§ WHAT THE EXERCISE ASKS
Every line with the string "एएमय" should be gathered.
* Start INPUT ROWS *
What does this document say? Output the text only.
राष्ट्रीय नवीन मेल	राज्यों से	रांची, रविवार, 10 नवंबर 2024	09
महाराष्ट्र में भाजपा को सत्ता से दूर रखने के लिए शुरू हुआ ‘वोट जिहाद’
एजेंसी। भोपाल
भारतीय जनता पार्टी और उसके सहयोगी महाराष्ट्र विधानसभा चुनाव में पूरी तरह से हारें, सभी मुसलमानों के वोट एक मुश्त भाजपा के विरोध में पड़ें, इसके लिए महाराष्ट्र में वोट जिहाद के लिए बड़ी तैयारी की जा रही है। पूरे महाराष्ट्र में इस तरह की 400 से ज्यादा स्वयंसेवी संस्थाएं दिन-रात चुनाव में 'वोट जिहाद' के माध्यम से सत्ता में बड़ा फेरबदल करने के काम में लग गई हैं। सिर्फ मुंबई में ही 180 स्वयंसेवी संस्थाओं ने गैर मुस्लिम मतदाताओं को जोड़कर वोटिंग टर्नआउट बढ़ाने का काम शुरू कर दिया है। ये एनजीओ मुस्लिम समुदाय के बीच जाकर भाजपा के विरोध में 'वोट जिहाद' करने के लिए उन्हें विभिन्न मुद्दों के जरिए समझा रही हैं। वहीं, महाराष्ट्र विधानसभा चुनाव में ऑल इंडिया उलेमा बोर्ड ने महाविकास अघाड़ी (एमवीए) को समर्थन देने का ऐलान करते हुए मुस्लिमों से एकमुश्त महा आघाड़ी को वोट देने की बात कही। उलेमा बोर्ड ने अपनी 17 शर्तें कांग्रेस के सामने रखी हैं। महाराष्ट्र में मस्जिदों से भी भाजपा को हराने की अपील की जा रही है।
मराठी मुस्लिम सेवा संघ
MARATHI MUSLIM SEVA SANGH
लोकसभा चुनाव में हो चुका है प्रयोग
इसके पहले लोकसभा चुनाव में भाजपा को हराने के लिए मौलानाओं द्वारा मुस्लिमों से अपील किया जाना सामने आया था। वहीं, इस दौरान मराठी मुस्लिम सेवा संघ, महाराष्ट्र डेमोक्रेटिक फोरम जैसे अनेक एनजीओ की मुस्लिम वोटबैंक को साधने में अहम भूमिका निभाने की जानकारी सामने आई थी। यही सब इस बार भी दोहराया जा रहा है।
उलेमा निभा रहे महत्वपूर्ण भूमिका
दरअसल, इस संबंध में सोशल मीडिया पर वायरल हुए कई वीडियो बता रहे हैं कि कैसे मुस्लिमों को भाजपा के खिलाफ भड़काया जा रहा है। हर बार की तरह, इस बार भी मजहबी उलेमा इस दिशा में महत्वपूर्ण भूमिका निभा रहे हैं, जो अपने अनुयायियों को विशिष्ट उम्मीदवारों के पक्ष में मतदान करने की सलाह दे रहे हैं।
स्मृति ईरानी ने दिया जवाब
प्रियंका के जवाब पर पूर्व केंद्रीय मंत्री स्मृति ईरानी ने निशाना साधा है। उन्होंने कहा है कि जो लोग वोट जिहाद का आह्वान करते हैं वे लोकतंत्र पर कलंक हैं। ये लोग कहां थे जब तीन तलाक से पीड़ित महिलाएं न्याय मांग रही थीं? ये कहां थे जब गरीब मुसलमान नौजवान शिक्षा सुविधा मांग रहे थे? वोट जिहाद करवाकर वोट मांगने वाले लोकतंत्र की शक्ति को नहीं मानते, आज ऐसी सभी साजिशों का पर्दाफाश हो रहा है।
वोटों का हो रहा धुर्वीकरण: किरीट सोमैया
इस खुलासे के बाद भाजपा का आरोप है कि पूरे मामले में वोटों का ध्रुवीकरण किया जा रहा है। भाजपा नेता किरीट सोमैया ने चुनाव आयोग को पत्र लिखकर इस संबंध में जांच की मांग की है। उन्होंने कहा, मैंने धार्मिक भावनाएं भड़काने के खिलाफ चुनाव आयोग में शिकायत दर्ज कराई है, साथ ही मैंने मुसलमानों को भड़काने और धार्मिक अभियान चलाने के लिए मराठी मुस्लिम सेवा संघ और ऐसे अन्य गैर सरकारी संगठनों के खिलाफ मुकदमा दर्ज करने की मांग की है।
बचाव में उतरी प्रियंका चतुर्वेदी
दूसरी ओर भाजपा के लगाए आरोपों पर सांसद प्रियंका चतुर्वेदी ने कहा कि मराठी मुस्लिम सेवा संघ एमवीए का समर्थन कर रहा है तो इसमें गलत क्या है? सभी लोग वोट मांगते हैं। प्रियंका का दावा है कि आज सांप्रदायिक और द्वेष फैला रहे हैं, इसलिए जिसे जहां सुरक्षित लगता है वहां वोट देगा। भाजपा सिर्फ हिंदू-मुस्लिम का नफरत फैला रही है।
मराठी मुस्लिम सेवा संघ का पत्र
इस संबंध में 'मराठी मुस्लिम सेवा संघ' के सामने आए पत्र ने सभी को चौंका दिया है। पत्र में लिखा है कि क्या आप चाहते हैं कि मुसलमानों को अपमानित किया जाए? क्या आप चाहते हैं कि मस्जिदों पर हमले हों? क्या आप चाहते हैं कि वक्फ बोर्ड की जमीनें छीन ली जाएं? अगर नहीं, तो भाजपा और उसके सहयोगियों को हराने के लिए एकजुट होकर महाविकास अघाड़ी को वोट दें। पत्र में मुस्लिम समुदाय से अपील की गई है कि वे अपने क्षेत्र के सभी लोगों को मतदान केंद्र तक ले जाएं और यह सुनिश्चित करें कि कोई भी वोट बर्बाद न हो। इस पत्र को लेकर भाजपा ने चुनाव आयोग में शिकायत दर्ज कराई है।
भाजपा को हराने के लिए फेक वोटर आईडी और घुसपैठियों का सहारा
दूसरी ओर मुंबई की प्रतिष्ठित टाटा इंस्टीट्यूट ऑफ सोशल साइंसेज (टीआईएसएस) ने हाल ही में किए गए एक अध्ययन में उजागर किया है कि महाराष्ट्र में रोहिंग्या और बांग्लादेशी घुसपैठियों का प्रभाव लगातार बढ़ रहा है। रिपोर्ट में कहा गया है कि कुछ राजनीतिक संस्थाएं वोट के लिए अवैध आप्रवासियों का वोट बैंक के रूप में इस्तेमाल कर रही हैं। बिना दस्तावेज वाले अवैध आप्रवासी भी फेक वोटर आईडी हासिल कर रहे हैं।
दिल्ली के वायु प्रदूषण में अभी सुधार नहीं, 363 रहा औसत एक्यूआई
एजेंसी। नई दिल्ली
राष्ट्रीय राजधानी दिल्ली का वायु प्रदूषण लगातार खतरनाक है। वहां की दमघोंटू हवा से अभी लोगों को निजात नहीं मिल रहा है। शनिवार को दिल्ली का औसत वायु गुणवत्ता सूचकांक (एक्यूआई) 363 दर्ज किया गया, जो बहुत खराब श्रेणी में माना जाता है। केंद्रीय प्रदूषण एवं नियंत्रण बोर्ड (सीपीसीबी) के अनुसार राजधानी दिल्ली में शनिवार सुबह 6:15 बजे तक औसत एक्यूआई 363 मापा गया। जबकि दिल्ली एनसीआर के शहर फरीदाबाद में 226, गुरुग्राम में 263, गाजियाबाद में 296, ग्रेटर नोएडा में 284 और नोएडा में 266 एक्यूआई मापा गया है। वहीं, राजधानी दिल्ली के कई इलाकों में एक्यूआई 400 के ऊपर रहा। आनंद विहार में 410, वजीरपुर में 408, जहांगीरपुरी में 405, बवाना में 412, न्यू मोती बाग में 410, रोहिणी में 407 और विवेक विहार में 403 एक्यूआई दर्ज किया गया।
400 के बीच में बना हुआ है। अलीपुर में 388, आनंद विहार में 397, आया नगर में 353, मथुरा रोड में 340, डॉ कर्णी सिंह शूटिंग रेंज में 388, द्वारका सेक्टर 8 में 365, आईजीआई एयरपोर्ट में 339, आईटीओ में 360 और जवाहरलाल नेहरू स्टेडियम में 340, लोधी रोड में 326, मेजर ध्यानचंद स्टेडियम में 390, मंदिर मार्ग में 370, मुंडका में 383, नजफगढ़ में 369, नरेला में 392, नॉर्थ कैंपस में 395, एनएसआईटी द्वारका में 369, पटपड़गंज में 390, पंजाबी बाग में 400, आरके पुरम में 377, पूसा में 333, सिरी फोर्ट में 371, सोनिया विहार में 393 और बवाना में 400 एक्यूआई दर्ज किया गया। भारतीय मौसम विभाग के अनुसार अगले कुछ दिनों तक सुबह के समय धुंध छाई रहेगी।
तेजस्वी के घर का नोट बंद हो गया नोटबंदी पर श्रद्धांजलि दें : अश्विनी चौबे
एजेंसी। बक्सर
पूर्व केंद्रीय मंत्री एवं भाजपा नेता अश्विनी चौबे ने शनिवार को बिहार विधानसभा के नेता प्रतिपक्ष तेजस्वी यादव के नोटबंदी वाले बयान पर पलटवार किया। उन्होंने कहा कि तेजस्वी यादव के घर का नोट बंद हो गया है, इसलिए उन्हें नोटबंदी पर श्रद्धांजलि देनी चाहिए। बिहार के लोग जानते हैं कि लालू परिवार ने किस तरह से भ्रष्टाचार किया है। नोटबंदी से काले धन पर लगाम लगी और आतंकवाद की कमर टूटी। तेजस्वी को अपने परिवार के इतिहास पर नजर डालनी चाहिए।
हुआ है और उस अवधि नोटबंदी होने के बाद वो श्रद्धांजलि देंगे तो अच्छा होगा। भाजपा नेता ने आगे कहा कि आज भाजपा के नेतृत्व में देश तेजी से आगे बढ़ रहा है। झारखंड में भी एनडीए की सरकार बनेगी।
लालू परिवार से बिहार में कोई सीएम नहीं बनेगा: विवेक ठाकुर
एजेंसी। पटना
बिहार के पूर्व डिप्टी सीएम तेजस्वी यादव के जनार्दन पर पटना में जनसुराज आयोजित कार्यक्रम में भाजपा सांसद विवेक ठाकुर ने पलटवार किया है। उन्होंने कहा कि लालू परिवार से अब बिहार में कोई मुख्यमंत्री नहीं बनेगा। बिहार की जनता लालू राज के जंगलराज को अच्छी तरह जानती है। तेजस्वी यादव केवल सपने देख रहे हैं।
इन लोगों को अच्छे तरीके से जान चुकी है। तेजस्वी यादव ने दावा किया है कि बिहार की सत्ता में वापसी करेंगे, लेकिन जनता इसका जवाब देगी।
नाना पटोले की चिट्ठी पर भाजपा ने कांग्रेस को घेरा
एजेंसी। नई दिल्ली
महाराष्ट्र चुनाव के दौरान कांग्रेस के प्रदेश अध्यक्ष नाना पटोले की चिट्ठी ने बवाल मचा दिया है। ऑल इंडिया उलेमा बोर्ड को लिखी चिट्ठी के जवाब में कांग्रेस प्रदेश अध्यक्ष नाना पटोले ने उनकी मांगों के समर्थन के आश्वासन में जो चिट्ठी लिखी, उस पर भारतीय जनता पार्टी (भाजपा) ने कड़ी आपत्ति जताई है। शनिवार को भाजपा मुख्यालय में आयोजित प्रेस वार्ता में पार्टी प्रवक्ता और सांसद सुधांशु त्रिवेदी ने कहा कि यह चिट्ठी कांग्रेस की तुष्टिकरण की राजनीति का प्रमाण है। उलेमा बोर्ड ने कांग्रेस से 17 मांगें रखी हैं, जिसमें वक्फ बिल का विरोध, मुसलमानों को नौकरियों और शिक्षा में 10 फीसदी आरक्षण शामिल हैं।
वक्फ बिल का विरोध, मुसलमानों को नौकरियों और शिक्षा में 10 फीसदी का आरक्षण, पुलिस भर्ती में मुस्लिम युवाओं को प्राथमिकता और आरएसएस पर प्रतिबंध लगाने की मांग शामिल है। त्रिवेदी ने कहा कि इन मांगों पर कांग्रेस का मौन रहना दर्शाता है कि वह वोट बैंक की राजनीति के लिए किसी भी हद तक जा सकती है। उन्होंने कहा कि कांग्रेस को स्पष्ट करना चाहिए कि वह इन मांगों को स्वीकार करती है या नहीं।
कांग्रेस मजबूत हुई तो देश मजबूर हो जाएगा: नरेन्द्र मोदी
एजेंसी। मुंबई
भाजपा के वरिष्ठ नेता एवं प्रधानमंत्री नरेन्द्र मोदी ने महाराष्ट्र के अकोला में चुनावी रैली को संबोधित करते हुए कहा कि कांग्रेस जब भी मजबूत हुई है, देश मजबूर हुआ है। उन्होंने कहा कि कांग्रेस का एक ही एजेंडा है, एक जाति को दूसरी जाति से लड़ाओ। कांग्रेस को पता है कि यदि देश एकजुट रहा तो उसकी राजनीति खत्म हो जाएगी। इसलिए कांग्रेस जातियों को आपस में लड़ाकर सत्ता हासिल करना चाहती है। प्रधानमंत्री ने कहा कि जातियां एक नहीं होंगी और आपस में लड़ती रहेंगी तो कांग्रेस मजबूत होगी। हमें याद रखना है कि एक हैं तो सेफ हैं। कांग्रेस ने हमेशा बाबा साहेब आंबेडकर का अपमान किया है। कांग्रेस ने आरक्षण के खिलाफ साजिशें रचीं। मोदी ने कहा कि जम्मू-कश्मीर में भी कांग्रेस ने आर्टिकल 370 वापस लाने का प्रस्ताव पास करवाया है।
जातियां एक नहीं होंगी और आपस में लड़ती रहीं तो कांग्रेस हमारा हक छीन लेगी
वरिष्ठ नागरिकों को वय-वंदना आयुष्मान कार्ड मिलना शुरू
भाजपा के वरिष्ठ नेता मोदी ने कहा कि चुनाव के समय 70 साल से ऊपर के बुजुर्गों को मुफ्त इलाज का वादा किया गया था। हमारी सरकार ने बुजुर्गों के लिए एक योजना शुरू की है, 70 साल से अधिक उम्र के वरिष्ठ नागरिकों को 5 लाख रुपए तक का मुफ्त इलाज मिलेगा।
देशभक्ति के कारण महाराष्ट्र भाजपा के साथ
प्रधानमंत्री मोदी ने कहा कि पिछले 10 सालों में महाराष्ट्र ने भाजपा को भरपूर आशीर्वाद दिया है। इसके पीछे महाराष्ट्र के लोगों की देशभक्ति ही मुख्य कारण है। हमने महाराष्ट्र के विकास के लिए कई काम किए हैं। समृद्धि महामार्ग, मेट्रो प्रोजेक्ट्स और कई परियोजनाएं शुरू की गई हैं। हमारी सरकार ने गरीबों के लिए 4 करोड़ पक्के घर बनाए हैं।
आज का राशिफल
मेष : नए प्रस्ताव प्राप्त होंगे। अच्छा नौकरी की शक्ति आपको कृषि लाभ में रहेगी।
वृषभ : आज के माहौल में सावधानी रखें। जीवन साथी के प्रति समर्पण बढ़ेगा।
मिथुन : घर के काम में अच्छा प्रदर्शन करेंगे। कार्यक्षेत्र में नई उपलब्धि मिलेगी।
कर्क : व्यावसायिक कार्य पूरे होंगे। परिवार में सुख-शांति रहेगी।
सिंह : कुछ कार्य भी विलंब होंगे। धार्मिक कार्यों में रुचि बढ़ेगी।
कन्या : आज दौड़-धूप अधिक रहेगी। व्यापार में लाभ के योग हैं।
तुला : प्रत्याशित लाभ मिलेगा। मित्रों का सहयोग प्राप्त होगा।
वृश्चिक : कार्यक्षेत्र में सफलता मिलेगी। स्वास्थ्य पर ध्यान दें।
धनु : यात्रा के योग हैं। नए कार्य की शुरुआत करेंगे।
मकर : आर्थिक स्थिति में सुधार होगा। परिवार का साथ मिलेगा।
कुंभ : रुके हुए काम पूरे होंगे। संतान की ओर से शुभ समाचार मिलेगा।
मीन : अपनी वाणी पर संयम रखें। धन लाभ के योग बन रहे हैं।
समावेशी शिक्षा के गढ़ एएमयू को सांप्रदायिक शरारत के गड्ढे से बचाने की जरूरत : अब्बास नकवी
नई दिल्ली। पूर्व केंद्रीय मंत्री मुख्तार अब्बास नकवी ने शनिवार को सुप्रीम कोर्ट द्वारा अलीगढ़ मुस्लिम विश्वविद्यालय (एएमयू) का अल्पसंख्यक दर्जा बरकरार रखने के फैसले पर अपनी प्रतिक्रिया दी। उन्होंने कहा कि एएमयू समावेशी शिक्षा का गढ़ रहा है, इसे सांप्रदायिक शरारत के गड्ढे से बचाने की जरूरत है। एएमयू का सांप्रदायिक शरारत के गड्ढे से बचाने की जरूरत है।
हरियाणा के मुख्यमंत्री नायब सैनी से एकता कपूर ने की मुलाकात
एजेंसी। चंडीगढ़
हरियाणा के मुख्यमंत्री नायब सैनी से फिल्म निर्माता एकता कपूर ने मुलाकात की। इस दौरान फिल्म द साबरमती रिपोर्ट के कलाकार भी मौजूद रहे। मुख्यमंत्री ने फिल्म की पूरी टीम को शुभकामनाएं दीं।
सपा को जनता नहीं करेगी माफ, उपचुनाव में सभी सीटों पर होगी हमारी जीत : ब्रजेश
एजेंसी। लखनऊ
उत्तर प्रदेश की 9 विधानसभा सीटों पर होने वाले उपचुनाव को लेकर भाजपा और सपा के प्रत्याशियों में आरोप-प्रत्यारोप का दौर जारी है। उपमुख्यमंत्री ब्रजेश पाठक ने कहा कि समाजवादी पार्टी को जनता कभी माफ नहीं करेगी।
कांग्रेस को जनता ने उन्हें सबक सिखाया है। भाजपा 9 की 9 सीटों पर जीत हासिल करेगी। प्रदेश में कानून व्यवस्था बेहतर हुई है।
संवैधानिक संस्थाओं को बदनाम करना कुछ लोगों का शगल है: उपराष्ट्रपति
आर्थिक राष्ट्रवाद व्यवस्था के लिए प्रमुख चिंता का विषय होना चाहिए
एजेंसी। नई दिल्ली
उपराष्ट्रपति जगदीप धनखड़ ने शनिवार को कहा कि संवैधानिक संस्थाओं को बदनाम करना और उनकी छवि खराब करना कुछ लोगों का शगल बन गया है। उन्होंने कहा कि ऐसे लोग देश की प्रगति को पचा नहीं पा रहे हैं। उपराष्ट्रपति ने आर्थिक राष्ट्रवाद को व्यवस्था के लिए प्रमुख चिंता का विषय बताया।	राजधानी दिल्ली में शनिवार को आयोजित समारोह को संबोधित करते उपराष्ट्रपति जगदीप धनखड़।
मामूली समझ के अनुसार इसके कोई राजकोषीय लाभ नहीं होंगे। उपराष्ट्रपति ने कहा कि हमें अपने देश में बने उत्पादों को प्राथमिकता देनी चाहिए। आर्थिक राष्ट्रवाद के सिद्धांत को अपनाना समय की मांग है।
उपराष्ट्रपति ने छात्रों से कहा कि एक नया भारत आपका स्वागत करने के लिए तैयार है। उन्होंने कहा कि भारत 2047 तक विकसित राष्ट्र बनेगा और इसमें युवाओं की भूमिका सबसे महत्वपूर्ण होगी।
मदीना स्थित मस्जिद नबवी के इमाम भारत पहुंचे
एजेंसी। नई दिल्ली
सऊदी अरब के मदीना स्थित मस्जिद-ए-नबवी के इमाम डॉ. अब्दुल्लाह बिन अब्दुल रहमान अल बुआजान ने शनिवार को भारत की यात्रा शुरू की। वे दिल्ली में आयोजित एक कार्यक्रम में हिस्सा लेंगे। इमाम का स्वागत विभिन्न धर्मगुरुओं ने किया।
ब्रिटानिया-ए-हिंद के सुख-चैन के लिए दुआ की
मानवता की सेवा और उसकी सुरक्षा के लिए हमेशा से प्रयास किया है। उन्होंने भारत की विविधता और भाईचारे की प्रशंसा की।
* End INPUT ROWS *
§ EXERCISE SOLUTION
समावेशी शिक्षा के गढ़ एएमयू को सांप्रदायिक शरारत के गड्ढे से बचाने की जरूरत : अब्बास नकवी
नई दिल्ली। पूर्व केंद्रीय मंत्री मुख्तार अब्बास नकवी ने शनिवार को सुप्रीम कोर्ट द्वारा अलीगढ़ मुस्लिम विश्वविद्यालय (एएमयू) का अल्पसंख्यक दर्जा बरकरार रखने के फैसले पर अपनी प्रतिक्रिया दी। उन्होंने कहा कि एएमयू समावेशी शिक्षा का गढ़ रहा है, इसे सांप्रदायिक शरारत के गड्ढे से बचाने की जरूरत है। एएमयू का सांप्रदायिक शरारत के गड्ढे से बचाने की जरूरत है।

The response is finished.